__Exercise brief__:
Reproduce the lines below word for word, one per line, in the order they appear.

----------

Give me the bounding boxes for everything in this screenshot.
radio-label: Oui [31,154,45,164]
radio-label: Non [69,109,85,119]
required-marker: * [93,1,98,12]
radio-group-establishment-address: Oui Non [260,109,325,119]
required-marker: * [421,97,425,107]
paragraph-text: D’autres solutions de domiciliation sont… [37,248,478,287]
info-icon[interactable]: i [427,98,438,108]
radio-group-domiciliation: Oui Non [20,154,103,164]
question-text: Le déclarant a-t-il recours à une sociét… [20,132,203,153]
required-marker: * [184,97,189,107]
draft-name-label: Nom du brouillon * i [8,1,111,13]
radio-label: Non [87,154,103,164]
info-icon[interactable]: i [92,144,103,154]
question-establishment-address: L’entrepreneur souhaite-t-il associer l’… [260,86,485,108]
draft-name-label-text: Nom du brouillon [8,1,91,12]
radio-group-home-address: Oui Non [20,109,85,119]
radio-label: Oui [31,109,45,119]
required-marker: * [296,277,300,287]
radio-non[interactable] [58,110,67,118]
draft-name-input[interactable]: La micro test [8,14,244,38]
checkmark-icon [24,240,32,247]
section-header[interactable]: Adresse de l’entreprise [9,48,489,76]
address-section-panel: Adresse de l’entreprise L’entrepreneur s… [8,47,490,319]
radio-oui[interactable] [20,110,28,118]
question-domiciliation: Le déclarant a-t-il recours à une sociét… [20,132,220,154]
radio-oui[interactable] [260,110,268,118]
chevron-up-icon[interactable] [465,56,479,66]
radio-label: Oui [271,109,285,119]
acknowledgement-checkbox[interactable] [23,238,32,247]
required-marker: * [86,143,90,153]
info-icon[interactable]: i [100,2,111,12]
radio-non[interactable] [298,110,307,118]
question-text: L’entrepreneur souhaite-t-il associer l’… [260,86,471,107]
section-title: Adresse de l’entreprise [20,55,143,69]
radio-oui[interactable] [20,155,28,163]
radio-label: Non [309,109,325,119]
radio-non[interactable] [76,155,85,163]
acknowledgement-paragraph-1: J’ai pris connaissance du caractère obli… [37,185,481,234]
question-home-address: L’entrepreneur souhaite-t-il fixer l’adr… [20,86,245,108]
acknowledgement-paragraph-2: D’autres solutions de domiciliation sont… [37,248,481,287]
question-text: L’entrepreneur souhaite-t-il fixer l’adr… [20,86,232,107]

----------

__Exercise result__:
Give me the bounding boxes for everything in this screenshot.
radio-label: Oui [31,154,45,164]
radio-label: Non [69,109,85,119]
required-marker: * [93,1,98,12]
radio-group-establishment-address: Oui Non [260,109,325,119]
required-marker: * [421,97,425,107]
paragraph-text: D’autres solutions de domiciliation sont… [37,248,478,287]
info-icon[interactable]: i [427,98,438,108]
radio-group-domiciliation: Oui Non [20,154,103,164]
question-text: Le déclarant a-t-il recours à une sociét… [20,132,203,153]
required-marker: * [184,97,189,107]
draft-name-label: Nom du brouillon * i [8,1,111,13]
radio-label: Non [87,154,103,164]
info-icon[interactable]: i [92,144,103,154]
question-establishment-address: L’entrepreneur souhaite-t-il associer l’… [260,86,485,108]
draft-name-label-text: Nom du brouillon [8,1,91,12]
radio-group-home-address: Oui Non [20,109,85,119]
radio-label: Oui [31,109,45,119]
required-marker: * [296,277,300,287]
radio-non[interactable] [58,110,67,118]
draft-name-input[interactable]: La micro test [8,14,244,38]
checkmark-icon [24,240,32,247]
section-header[interactable]: Adresse de l’entreprise [9,48,489,76]
address-section-panel: Adresse de l’entreprise L’entrepreneur s… [8,47,490,319]
radio-oui[interactable] [20,110,28,118]
question-domiciliation: Le déclarant a-t-il recours à une sociét… [20,132,220,154]
radio-oui[interactable] [260,110,268,118]
chevron-up-icon[interactable] [465,56,479,66]
radio-label: Oui [271,109,285,119]
acknowledgement-checkbox[interactable] [23,238,32,247]
required-marker: * [86,143,90,153]
info-icon[interactable]: i [100,2,111,12]
radio-non[interactable] [298,110,307,118]
question-text: L’entrepreneur souhaite-t-il associer l’… [260,86,471,107]
section-title: Adresse de l’entreprise [20,55,143,69]
radio-oui[interactable] [20,155,28,163]
radio-label: Non [309,109,325,119]
radio-non[interactable] [76,155,85,163]
acknowledgement-paragraph-1: J’ai pris connaissance du caractère obli… [37,185,481,234]
question-home-address: L’entrepreneur souhaite-t-il fixer l’adr… [20,86,245,108]
acknowledgement-paragraph-2: D’autres solutions de domiciliation sont… [37,248,481,287]
question-text: L’entrepreneur souhaite-t-il fixer l’adr… [20,86,232,107]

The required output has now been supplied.